» **Direction**
Find the string "Jaworzyńska" in the records. Copy every line it appears in.

» **Given data**
============================================================

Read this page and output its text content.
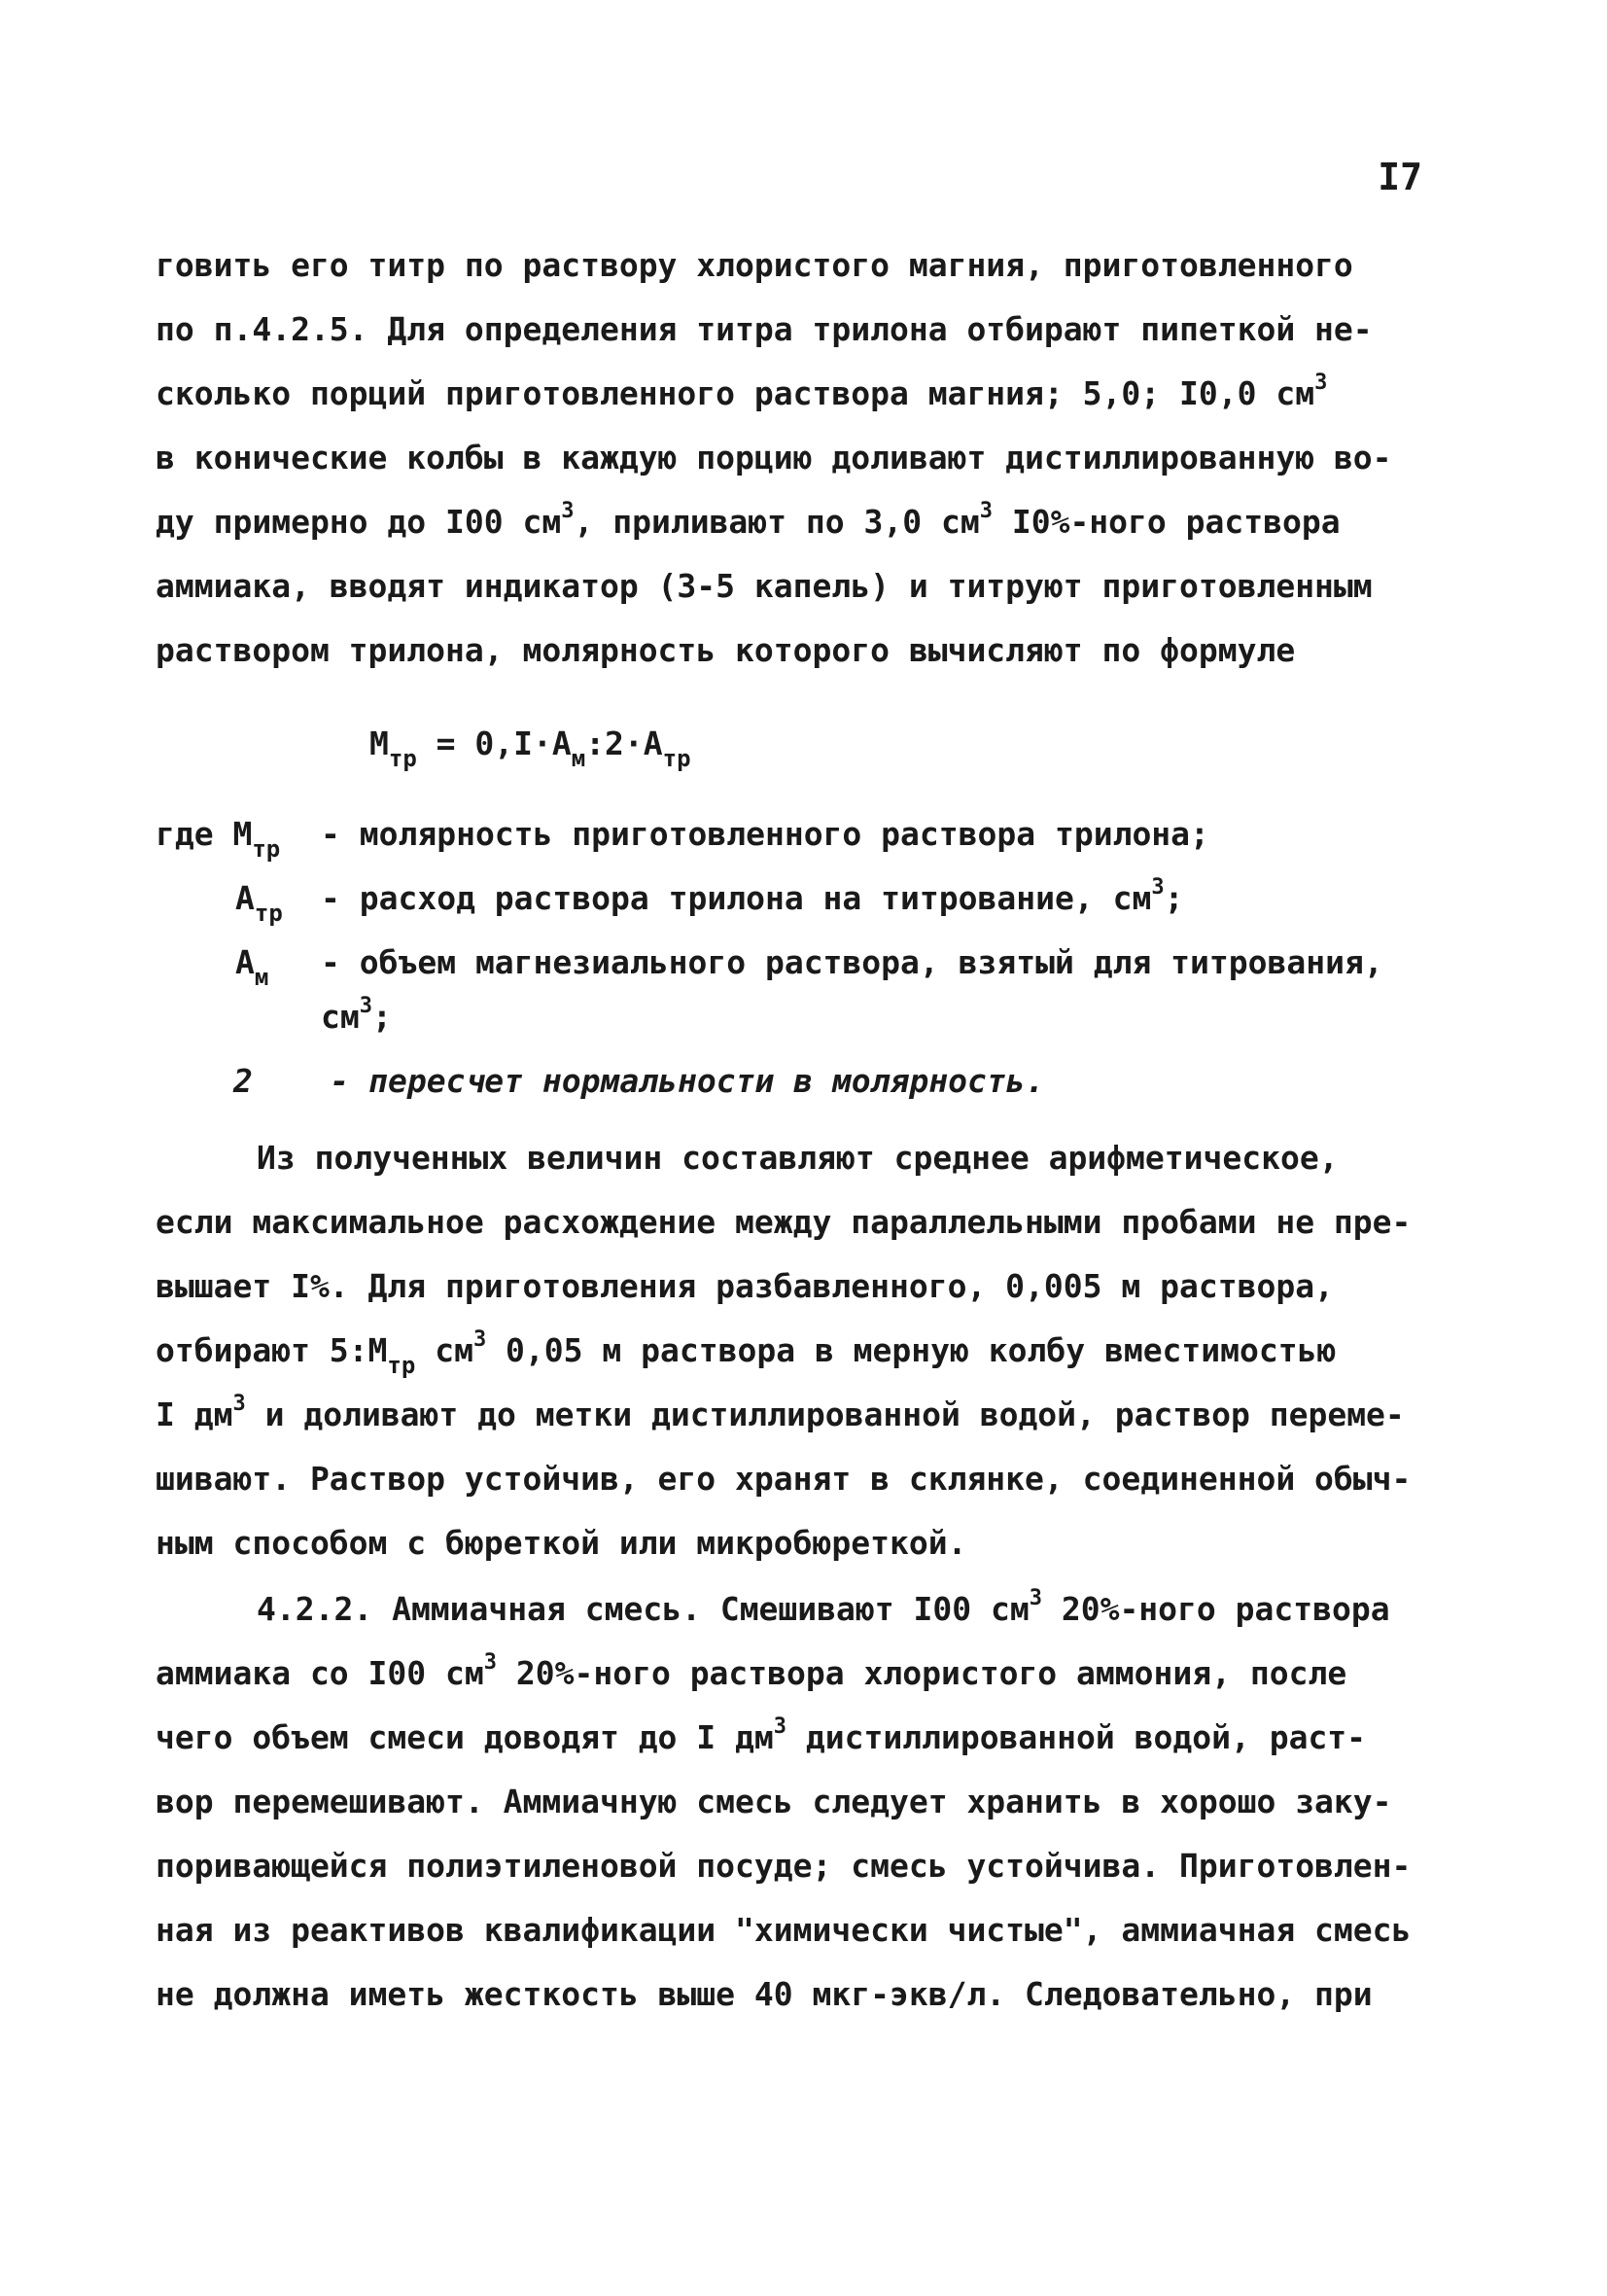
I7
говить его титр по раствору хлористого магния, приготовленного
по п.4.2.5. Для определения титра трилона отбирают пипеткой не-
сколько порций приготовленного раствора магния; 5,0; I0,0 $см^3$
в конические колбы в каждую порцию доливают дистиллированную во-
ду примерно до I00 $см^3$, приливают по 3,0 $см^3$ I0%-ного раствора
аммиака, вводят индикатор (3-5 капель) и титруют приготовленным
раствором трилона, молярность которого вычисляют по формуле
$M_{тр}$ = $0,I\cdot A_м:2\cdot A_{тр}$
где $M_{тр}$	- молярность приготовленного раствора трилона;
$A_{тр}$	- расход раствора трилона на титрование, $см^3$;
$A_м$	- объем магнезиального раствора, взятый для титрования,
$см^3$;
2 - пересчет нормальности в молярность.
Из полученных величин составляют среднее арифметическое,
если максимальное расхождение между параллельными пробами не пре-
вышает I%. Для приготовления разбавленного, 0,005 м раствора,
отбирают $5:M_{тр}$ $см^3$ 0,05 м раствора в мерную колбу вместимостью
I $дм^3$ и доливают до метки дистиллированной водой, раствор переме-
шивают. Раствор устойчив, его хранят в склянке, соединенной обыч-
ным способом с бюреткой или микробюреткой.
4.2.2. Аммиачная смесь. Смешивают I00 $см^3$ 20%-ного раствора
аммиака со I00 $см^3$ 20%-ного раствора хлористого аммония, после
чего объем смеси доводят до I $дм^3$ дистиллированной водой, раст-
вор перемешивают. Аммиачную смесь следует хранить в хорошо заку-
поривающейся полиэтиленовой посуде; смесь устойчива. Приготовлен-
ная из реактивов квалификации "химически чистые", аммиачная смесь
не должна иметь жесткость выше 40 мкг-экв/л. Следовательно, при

============================================================

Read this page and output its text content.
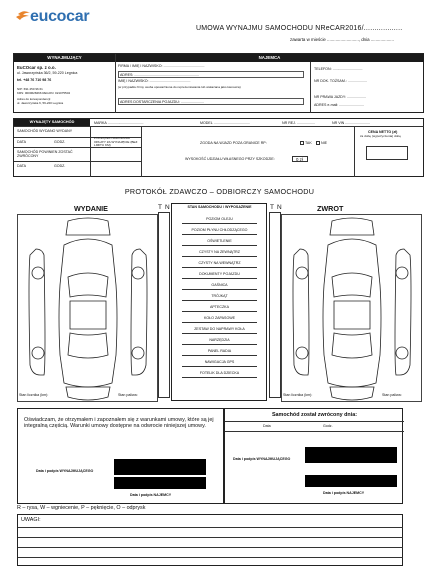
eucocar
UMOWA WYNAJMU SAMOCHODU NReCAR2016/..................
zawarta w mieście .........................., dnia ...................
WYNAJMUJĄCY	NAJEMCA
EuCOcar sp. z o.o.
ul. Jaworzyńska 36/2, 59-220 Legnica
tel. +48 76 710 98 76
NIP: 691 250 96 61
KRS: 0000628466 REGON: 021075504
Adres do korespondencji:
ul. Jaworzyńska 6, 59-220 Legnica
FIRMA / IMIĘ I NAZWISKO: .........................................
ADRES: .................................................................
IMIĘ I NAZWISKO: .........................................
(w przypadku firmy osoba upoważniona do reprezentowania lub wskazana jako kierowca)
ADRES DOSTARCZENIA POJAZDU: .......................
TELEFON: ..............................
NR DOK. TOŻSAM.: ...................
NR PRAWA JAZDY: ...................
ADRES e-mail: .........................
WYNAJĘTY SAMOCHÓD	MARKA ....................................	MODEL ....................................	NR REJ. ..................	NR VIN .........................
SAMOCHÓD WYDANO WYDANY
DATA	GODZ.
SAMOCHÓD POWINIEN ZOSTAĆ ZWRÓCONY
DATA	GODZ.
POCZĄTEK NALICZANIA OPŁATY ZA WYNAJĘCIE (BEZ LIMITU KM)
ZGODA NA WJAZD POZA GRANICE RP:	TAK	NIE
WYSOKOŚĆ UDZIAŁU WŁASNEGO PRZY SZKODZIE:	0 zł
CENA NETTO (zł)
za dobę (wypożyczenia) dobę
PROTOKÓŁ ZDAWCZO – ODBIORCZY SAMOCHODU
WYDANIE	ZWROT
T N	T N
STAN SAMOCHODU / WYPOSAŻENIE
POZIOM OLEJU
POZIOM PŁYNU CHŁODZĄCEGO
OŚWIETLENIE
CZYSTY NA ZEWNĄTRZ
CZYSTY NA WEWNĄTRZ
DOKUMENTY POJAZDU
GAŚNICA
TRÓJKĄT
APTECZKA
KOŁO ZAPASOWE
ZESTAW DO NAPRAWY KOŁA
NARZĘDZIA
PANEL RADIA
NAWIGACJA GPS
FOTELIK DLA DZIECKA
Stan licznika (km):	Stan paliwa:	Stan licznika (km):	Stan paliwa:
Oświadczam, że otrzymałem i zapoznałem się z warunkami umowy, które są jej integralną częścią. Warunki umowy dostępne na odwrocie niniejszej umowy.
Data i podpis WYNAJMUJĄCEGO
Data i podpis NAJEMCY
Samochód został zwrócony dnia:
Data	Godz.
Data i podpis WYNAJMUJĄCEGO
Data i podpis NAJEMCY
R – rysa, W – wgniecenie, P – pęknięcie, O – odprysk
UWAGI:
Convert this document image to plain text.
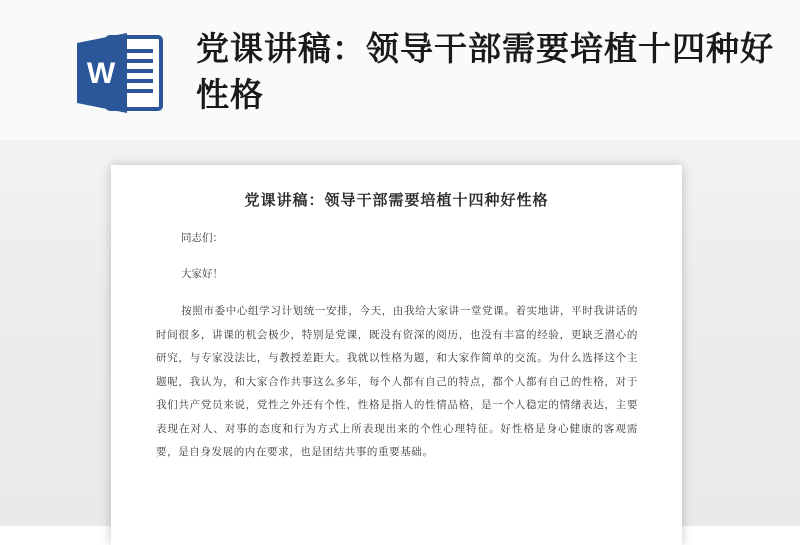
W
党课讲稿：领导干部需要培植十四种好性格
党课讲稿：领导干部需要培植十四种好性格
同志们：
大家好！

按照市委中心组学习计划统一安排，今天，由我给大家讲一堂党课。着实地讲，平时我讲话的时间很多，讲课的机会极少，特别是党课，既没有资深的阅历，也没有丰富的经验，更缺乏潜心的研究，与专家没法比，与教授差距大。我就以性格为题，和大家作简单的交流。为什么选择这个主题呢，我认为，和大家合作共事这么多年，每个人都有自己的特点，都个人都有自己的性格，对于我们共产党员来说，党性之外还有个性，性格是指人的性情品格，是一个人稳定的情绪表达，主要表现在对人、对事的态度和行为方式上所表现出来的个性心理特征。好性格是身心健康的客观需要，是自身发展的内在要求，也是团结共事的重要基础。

============================================================

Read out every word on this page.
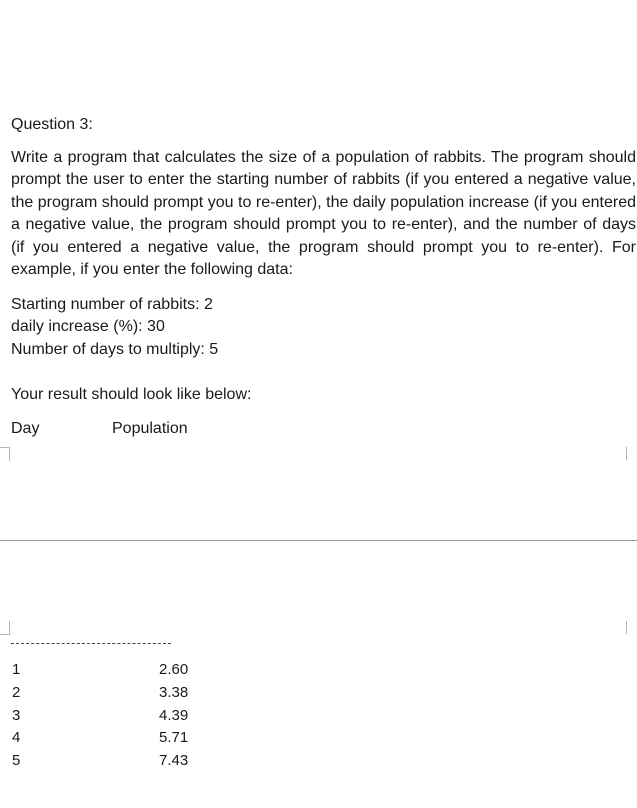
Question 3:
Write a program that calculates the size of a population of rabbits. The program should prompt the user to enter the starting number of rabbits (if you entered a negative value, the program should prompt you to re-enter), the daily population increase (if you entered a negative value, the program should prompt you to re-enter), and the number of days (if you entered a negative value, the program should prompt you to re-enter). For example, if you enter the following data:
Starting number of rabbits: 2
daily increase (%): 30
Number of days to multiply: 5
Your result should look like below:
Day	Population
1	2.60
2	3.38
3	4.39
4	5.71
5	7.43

============================================================

» **Result of this exercise**
ul. Jaworzyńska 36/2, 59-220 Legnica
ul. Jaworzyńska 6, 59-220 Legnica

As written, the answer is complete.